### REQUIREMENTS
Write out the full set of records exactly. Any pictures in them do not belong in the copy.

## start SUPPLIED DATA

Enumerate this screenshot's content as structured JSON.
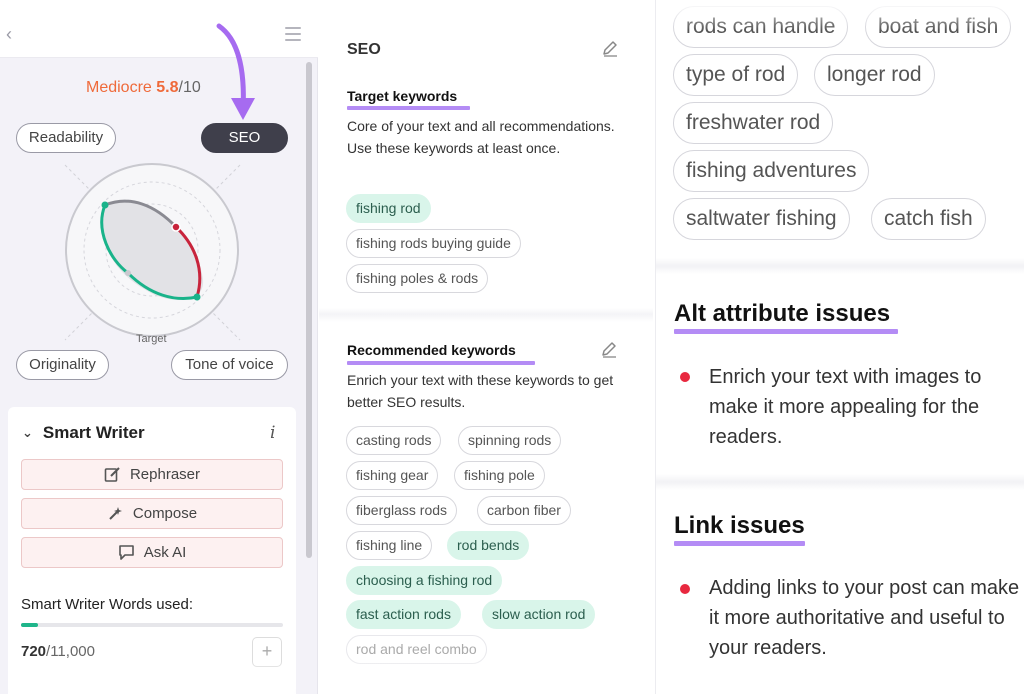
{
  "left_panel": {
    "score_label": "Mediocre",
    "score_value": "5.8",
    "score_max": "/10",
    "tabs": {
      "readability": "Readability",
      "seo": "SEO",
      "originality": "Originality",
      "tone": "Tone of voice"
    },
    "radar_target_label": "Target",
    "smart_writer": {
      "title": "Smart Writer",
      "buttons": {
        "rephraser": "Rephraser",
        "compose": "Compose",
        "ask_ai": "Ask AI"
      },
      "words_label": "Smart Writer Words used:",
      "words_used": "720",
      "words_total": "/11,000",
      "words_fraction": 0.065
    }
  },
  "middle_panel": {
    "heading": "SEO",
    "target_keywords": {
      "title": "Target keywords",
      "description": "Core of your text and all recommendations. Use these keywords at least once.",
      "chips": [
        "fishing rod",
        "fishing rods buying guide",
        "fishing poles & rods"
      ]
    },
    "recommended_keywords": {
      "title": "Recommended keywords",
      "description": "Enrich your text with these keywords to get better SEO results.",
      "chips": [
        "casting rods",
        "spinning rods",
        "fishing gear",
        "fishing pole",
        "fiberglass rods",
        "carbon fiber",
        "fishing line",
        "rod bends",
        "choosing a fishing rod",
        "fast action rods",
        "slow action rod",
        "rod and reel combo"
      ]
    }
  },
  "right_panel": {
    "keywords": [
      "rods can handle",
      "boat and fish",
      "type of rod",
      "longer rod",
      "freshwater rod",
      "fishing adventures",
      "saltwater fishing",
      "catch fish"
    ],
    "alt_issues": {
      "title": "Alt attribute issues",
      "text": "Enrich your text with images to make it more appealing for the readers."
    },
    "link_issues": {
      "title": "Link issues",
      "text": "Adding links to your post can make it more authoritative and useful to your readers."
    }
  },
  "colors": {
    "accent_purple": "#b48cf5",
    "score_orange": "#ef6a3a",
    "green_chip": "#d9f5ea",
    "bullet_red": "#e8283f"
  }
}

## end SUPPLIED DATA

### ANSWER BELOW
Enumerate this screenshot's content as structured JSON.
{
  "left_panel": {
    "score_label": "Mediocre",
    "score_value": "5.8",
    "score_max": "/10",
    "tabs": {
      "readability": "Readability",
      "seo": "SEO",
      "originality": "Originality",
      "tone": "Tone of voice"
    },
    "radar_target_label": "Target",
    "smart_writer": {
      "title": "Smart Writer",
      "buttons": {
        "rephraser": "Rephraser",
        "compose": "Compose",
        "ask_ai": "Ask AI"
      },
      "words_label": "Smart Writer Words used:",
      "words_used": "720",
      "words_total": "/11,000",
      "words_fraction": 0.065
    }
  },
  "middle_panel": {
    "heading": "SEO",
    "target_keywords": {
      "title": "Target keywords",
      "description": "Core of your text and all recommendations. Use these keywords at least once.",
      "chips": [
        "fishing rod",
        "fishing rods buying guide",
        "fishing poles & rods"
      ]
    },
    "recommended_keywords": {
      "title": "Recommended keywords",
      "description": "Enrich your text with these keywords to get better SEO results.",
      "chips": [
        "casting rods",
        "spinning rods",
        "fishing gear",
        "fishing pole",
        "fiberglass rods",
        "carbon fiber",
        "fishing line",
        "rod bends",
        "choosing a fishing rod",
        "fast action rods",
        "slow action rod",
        "rod and reel combo"
      ]
    }
  },
  "right_panel": {
    "keywords": [
      "rods can handle",
      "boat and fish",
      "type of rod",
      "longer rod",
      "freshwater rod",
      "fishing adventures",
      "saltwater fishing",
      "catch fish"
    ],
    "alt_issues": {
      "title": "Alt attribute issues",
      "text": "Enrich your text with images to make it more appealing for the readers."
    },
    "link_issues": {
      "title": "Link issues",
      "text": "Adding links to your post can make it more authoritative and useful to your readers."
    }
  },
  "colors": {
    "accent_purple": "#b48cf5",
    "score_orange": "#ef6a3a",
    "green_chip": "#d9f5ea",
    "bullet_red": "#e8283f"
  }
}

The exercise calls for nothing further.